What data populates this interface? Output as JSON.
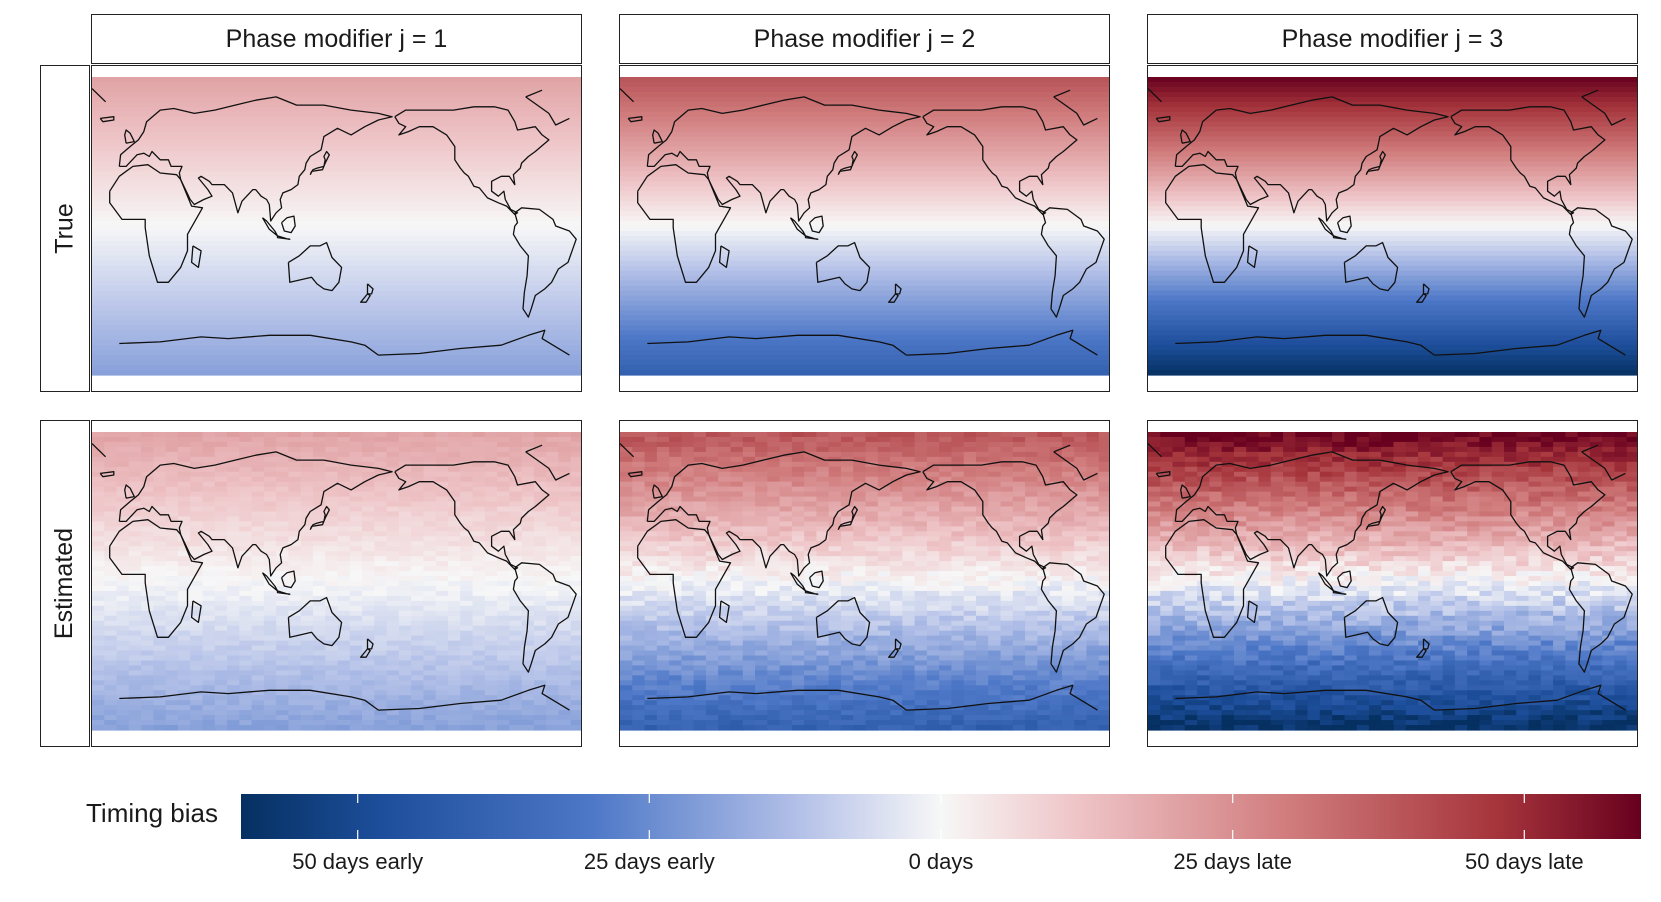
{
  "chart_data": {
    "type": "heatmap",
    "description_columns": [
      "Phase modifier j = 1",
      "Phase modifier j = 2",
      "Phase modifier j = 3"
    ],
    "column_headers": [
      "Phase modifier j = 1",
      "Phase modifier j = 2",
      "Phase modifier j = 3"
    ],
    "row_headers": [
      "True",
      "Estimated"
    ],
    "phase_modifier_j": [
      1,
      2,
      3
    ],
    "latitude_range": [
      -90,
      90
    ],
    "longitude_range": [
      -180,
      180
    ],
    "value_at_north_edge_days": {
      "j1": 20,
      "j2": 40,
      "j3": 60
    },
    "value_at_south_edge_days": {
      "j1": -20,
      "j2": -40,
      "j3": -60
    },
    "colorbar": {
      "title": "Timing bias",
      "range": [
        -60,
        60
      ],
      "ticks": [
        -50,
        -25,
        0,
        25,
        50
      ],
      "tick_labels": [
        "50 days early",
        "25 days early",
        "0 days",
        "25 days late",
        "50 days late"
      ],
      "low_color": "#053061",
      "mid_color": "#f7f7f7",
      "high_color": "#67001f"
    }
  }
}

——————————

### SET TASK
Using the records above, retype everything exactly except the pictures.

### FINAL RESULT
What data populates this interface? Output as JSON.
{
  "chart_data": {
    "type": "heatmap",
    "description_columns": [
      "Phase modifier j = 1",
      "Phase modifier j = 2",
      "Phase modifier j = 3"
    ],
    "column_headers": [
      "Phase modifier j = 1",
      "Phase modifier j = 2",
      "Phase modifier j = 3"
    ],
    "row_headers": [
      "True",
      "Estimated"
    ],
    "phase_modifier_j": [
      1,
      2,
      3
    ],
    "latitude_range": [
      -90,
      90
    ],
    "longitude_range": [
      -180,
      180
    ],
    "value_at_north_edge_days": {
      "j1": 20,
      "j2": 40,
      "j3": 60
    },
    "value_at_south_edge_days": {
      "j1": -20,
      "j2": -40,
      "j3": -60
    },
    "colorbar": {
      "title": "Timing bias",
      "range": [
        -60,
        60
      ],
      "ticks": [
        -50,
        -25,
        0,
        25,
        50
      ],
      "tick_labels": [
        "50 days early",
        "25 days early",
        "0 days",
        "25 days late",
        "50 days late"
      ],
      "low_color": "#053061",
      "mid_color": "#f7f7f7",
      "high_color": "#67001f"
    }
  }
}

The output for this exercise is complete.